[begin Stored records]

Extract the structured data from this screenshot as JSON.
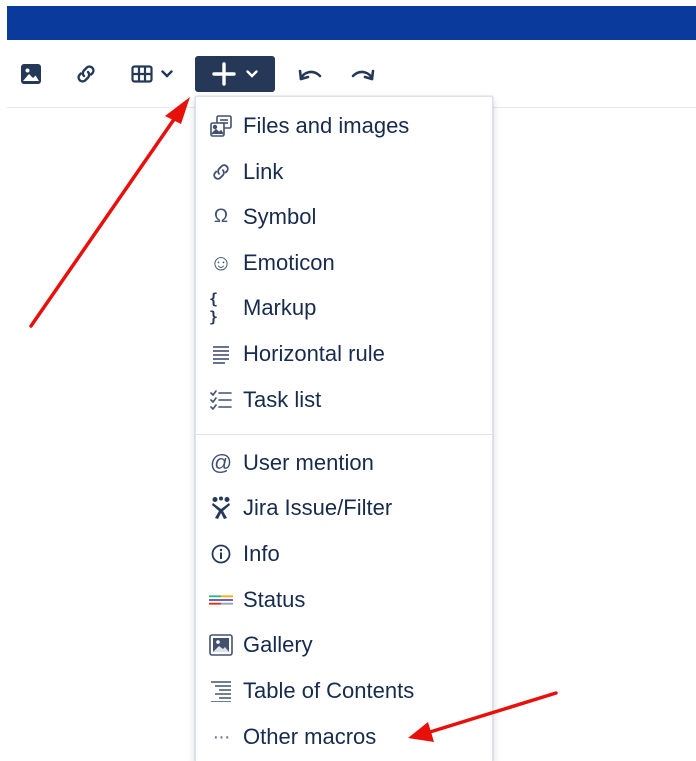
{
  "colors": {
    "topbar": "#0a3a9c",
    "toolbar_icon": "#253858",
    "arrow": "#e8100b",
    "insert_bg": "#253858"
  },
  "toolbar": {
    "buttons": [
      {
        "icon": "image-icon"
      },
      {
        "icon": "link-icon"
      },
      {
        "icon": "table-icon",
        "dropdown": true
      },
      {
        "icon": "plus-icon",
        "dropdown": true,
        "active": true
      },
      {
        "icon": "undo-icon"
      },
      {
        "icon": "redo-icon"
      }
    ]
  },
  "insert_menu": {
    "section1": [
      {
        "label": "Files and images",
        "icon": "files-images-icon"
      },
      {
        "label": "Link",
        "icon": "link-icon"
      },
      {
        "label": "Symbol",
        "icon": "omega-icon",
        "glyph": "Ω"
      },
      {
        "label": "Emoticon",
        "icon": "smiley-icon",
        "glyph": "☺"
      },
      {
        "label": "Markup",
        "icon": "braces-icon",
        "glyph": "{ }"
      },
      {
        "label": "Horizontal rule",
        "icon": "horizontal-rule-icon"
      },
      {
        "label": "Task list",
        "icon": "task-list-icon"
      }
    ],
    "section2": [
      {
        "label": "User mention",
        "icon": "at-icon",
        "glyph": "@"
      },
      {
        "label": "Jira Issue/Filter",
        "icon": "jira-icon"
      },
      {
        "label": "Info",
        "icon": "info-icon"
      },
      {
        "label": "Status",
        "icon": "status-icon"
      },
      {
        "label": "Gallery",
        "icon": "gallery-icon"
      },
      {
        "label": "Table of Contents",
        "icon": "table-of-contents-icon"
      },
      {
        "label": "Other macros",
        "icon": "more-icon",
        "glyph": "···"
      }
    ]
  }
}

[end Stored records]

• [Written task]:
Retype all of the entries exactly as written, leaving out any images.

• [Correct output]:
Extract the structured data from this screenshot as JSON.
{
  "colors": {
    "topbar": "#0a3a9c",
    "toolbar_icon": "#253858",
    "arrow": "#e8100b",
    "insert_bg": "#253858"
  },
  "toolbar": {
    "buttons": [
      {
        "icon": "image-icon"
      },
      {
        "icon": "link-icon"
      },
      {
        "icon": "table-icon",
        "dropdown": true
      },
      {
        "icon": "plus-icon",
        "dropdown": true,
        "active": true
      },
      {
        "icon": "undo-icon"
      },
      {
        "icon": "redo-icon"
      }
    ]
  },
  "insert_menu": {
    "section1": [
      {
        "label": "Files and images",
        "icon": "files-images-icon"
      },
      {
        "label": "Link",
        "icon": "link-icon"
      },
      {
        "label": "Symbol",
        "icon": "omega-icon",
        "glyph": "Ω"
      },
      {
        "label": "Emoticon",
        "icon": "smiley-icon",
        "glyph": "☺"
      },
      {
        "label": "Markup",
        "icon": "braces-icon",
        "glyph": "{ }"
      },
      {
        "label": "Horizontal rule",
        "icon": "horizontal-rule-icon"
      },
      {
        "label": "Task list",
        "icon": "task-list-icon"
      }
    ],
    "section2": [
      {
        "label": "User mention",
        "icon": "at-icon",
        "glyph": "@"
      },
      {
        "label": "Jira Issue/Filter",
        "icon": "jira-icon"
      },
      {
        "label": "Info",
        "icon": "info-icon"
      },
      {
        "label": "Status",
        "icon": "status-icon"
      },
      {
        "label": "Gallery",
        "icon": "gallery-icon"
      },
      {
        "label": "Table of Contents",
        "icon": "table-of-contents-icon"
      },
      {
        "label": "Other macros",
        "icon": "more-icon",
        "glyph": "···"
      }
    ]
  }
}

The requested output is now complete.